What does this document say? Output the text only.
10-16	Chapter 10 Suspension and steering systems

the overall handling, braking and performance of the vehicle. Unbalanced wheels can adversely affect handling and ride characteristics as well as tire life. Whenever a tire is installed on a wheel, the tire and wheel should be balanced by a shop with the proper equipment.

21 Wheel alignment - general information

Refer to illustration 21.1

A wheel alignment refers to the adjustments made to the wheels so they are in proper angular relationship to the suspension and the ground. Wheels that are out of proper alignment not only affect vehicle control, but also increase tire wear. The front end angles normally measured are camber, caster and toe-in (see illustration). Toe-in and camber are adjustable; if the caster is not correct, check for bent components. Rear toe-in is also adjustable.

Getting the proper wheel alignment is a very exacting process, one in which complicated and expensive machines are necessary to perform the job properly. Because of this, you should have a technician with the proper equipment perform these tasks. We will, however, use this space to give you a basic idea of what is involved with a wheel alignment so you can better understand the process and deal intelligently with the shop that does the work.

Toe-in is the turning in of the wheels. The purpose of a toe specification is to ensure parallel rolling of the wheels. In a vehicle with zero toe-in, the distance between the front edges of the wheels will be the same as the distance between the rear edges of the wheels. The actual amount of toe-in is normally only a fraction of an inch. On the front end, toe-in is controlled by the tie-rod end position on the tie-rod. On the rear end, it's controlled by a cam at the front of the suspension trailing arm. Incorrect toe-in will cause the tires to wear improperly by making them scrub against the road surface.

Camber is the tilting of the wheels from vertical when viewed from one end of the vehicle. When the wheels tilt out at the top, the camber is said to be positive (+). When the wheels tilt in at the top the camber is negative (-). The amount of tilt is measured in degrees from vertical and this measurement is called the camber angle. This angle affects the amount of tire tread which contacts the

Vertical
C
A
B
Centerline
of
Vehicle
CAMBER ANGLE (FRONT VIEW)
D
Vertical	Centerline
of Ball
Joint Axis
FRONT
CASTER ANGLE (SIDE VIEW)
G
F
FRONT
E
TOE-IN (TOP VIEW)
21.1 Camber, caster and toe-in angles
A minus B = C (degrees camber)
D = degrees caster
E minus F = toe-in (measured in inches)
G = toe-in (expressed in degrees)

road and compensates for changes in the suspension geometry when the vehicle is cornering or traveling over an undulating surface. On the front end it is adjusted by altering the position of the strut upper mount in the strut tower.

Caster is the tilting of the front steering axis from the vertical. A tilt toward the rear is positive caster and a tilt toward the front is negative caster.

=-=-=

Transcribe the records above exactly as they appear.

What does this document say? Output the text only.
10-16	Chapter 10 Suspension and steering systems

the overall handling, braking and performance of the vehicle. Unbalanced wheels can adversely affect handling and ride characteristics as well as tire life. Whenever a tire is installed on a wheel, the tire and wheel should be balanced by a shop with the proper equipment.

21 Wheel alignment - general information

Refer to illustration 21.1

A wheel alignment refers to the adjustments made to the wheels so they are in proper angular relationship to the suspension and the ground. Wheels that are out of proper alignment not only affect vehicle control, but also increase tire wear. The front end angles normally measured are camber, caster and toe-in (see illustration). Toe-in and camber are adjustable; if the caster is not correct, check for bent components. Rear toe-in is also adjustable.

Getting the proper wheel alignment is a very exacting process, one in which complicated and expensive machines are necessary to perform the job properly. Because of this, you should have a technician with the proper equipment perform these tasks. We will, however, use this space to give you a basic idea of what is involved with a wheel alignment so you can better understand the process and deal intelligently with the shop that does the work.

Toe-in is the turning in of the wheels. The purpose of a toe specification is to ensure parallel rolling of the wheels. In a vehicle with zero toe-in, the distance between the front edges of the wheels will be the same as the distance between the rear edges of the wheels. The actual amount of toe-in is normally only a fraction of an inch. On the front end, toe-in is controlled by the tie-rod end position on the tie-rod. On the rear end, it's controlled by a cam at the front of the suspension trailing arm. Incorrect toe-in will cause the tires to wear improperly by making them scrub against the road surface.

Camber is the tilting of the wheels from vertical when viewed from one end of the vehicle. When the wheels tilt out at the top, the camber is said to be positive (+). When the wheels tilt in at the top the camber is negative (-). The amount of tilt is measured in degrees from vertical and this measurement is called the camber angle. This angle affects the amount of tire tread which contacts the

Vertical
C
A
B
Centerline
of
Vehicle
CAMBER ANGLE (FRONT VIEW)
D
Vertical	Centerline
of Ball
Joint Axis
FRONT
CASTER ANGLE (SIDE VIEW)
G
F
FRONT
E
TOE-IN (TOP VIEW)
21.1 Camber, caster and toe-in angles
A minus B = C (degrees camber)
D = degrees caster
E minus F = toe-in (measured in inches)
G = toe-in (expressed in degrees)

road and compensates for changes in the suspension geometry when the vehicle is cornering or traveling over an undulating surface. On the front end it is adjusted by altering the position of the strut upper mount in the strut tower.

Caster is the tilting of the front steering axis from the vertical. A tilt toward the rear is positive caster and a tilt toward the front is negative caster.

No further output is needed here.